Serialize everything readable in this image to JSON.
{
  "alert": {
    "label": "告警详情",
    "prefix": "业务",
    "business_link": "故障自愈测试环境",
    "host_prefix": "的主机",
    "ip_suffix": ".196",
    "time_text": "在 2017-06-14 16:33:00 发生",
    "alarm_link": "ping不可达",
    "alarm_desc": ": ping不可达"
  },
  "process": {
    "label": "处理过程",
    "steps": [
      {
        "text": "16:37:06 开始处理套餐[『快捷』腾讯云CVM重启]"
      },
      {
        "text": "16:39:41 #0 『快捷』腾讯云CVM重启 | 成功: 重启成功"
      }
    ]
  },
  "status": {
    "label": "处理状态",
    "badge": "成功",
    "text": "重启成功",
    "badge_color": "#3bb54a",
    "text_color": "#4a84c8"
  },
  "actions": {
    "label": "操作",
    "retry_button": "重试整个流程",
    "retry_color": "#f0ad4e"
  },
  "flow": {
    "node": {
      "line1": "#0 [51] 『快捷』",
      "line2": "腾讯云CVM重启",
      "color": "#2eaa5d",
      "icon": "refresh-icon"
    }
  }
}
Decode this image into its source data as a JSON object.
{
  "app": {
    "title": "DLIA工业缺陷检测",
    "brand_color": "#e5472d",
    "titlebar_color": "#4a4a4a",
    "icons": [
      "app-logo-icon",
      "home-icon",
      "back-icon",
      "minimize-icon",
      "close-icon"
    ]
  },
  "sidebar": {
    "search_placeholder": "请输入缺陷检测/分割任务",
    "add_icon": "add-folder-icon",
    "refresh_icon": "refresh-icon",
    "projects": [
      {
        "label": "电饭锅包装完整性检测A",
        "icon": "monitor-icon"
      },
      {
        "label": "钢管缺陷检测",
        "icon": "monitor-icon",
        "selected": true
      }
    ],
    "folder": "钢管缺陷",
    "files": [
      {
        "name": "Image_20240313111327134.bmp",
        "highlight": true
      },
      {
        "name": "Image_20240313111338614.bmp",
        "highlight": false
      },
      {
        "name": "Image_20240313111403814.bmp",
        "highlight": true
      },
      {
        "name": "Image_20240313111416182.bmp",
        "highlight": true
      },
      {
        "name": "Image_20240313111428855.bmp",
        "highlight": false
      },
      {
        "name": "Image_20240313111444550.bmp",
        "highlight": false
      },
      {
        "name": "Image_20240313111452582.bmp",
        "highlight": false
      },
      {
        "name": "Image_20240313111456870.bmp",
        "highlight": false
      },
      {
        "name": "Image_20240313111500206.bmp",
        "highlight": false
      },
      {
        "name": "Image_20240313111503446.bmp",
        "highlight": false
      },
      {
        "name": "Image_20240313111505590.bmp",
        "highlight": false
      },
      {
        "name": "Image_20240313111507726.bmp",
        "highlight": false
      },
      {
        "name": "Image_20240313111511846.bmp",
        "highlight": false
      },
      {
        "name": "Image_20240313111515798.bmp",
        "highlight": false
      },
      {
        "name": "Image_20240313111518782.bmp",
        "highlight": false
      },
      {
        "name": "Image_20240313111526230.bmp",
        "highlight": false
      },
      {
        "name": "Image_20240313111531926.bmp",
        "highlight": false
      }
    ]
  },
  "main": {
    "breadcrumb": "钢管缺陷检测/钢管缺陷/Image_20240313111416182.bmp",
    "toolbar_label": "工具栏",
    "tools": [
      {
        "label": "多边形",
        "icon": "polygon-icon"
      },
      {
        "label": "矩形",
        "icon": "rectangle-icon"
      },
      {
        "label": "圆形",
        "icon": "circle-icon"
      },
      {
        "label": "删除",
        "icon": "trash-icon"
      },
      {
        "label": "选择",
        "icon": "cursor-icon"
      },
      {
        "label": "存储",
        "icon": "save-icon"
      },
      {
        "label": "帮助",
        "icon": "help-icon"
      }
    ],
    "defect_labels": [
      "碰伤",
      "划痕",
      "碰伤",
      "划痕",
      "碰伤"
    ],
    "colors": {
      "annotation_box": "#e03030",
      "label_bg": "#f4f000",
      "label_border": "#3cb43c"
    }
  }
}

» WHAT THE TASK REQUIRES: Each record above should be repeated exactly as it appears.

» REPLY TO THE EXERCISE:
Serialize everything readable in this image to JSON.
{
  "alert": {
    "label": "告警详情",
    "prefix": "业务",
    "business_link": "故障自愈测试环境",
    "host_prefix": "的主机",
    "ip_suffix": ".196",
    "time_text": "在 2017-06-14 16:33:00 发生",
    "alarm_link": "ping不可达",
    "alarm_desc": ": ping不可达"
  },
  "process": {
    "label": "处理过程",
    "steps": [
      {
        "text": "16:37:06 开始处理套餐[『快捷』腾讯云CVM重启]"
      },
      {
        "text": "16:39:41 #0 『快捷』腾讯云CVM重启 | 成功: 重启成功"
      }
    ]
  },
  "status": {
    "label": "处理状态",
    "badge": "成功",
    "text": "重启成功",
    "badge_color": "#3bb54a",
    "text_color": "#4a84c8"
  },
  "actions": {
    "label": "操作",
    "retry_button": "重试整个流程",
    "retry_color": "#f0ad4e"
  },
  "flow": {
    "node": {
      "line1": "#0 [51] 『快捷』",
      "line2": "腾讯云CVM重启",
      "color": "#2eaa5d",
      "icon": "refresh-icon"
    }
  }
}
Decode this image into its source data as a JSON object.
{
  "app": {
    "title": "DLIA工业缺陷检测",
    "brand_color": "#e5472d",
    "titlebar_color": "#4a4a4a",
    "icons": [
      "app-logo-icon",
      "home-icon",
      "back-icon",
      "minimize-icon",
      "close-icon"
    ]
  },
  "sidebar": {
    "search_placeholder": "请输入缺陷检测/分割任务",
    "add_icon": "add-folder-icon",
    "refresh_icon": "refresh-icon",
    "projects": [
      {
        "label": "电饭锅包装完整性检测A",
        "icon": "monitor-icon"
      },
      {
        "label": "钢管缺陷检测",
        "icon": "monitor-icon",
        "selected": true
      }
    ],
    "folder": "钢管缺陷",
    "files": [
      {
        "name": "Image_20240313111327134.bmp",
        "highlight": true
      },
      {
        "name": "Image_20240313111338614.bmp",
        "highlight": false
      },
      {
        "name": "Image_20240313111403814.bmp",
        "highlight": true
      },
      {
        "name": "Image_20240313111416182.bmp",
        "highlight": true
      },
      {
        "name": "Image_20240313111428855.bmp",
        "highlight": false
      },
      {
        "name": "Image_20240313111444550.bmp",
        "highlight": false
      },
      {
        "name": "Image_20240313111452582.bmp",
        "highlight": false
      },
      {
        "name": "Image_20240313111456870.bmp",
        "highlight": false
      },
      {
        "name": "Image_20240313111500206.bmp",
        "highlight": false
      },
      {
        "name": "Image_20240313111503446.bmp",
        "highlight": false
      },
      {
        "name": "Image_20240313111505590.bmp",
        "highlight": false
      },
      {
        "name": "Image_20240313111507726.bmp",
        "highlight": false
      },
      {
        "name": "Image_20240313111511846.bmp",
        "highlight": false
      },
      {
        "name": "Image_20240313111515798.bmp",
        "highlight": false
      },
      {
        "name": "Image_20240313111518782.bmp",
        "highlight": false
      },
      {
        "name": "Image_20240313111526230.bmp",
        "highlight": false
      },
      {
        "name": "Image_20240313111531926.bmp",
        "highlight": false
      }
    ]
  },
  "main": {
    "breadcrumb": "钢管缺陷检测/钢管缺陷/Image_20240313111416182.bmp",
    "toolbar_label": "工具栏",
    "tools": [
      {
        "label": "多边形",
        "icon": "polygon-icon"
      },
      {
        "label": "矩形",
        "icon": "rectangle-icon"
      },
      {
        "label": "圆形",
        "icon": "circle-icon"
      },
      {
        "label": "删除",
        "icon": "trash-icon"
      },
      {
        "label": "选择",
        "icon": "cursor-icon"
      },
      {
        "label": "存储",
        "icon": "save-icon"
      },
      {
        "label": "帮助",
        "icon": "help-icon"
      }
    ],
    "defect_labels": [
      "碰伤",
      "划痕",
      "碰伤",
      "划痕",
      "碰伤"
    ],
    "colors": {
      "annotation_box": "#e03030",
      "label_bg": "#f4f000",
      "label_border": "#3cb43c"
    }
  }
}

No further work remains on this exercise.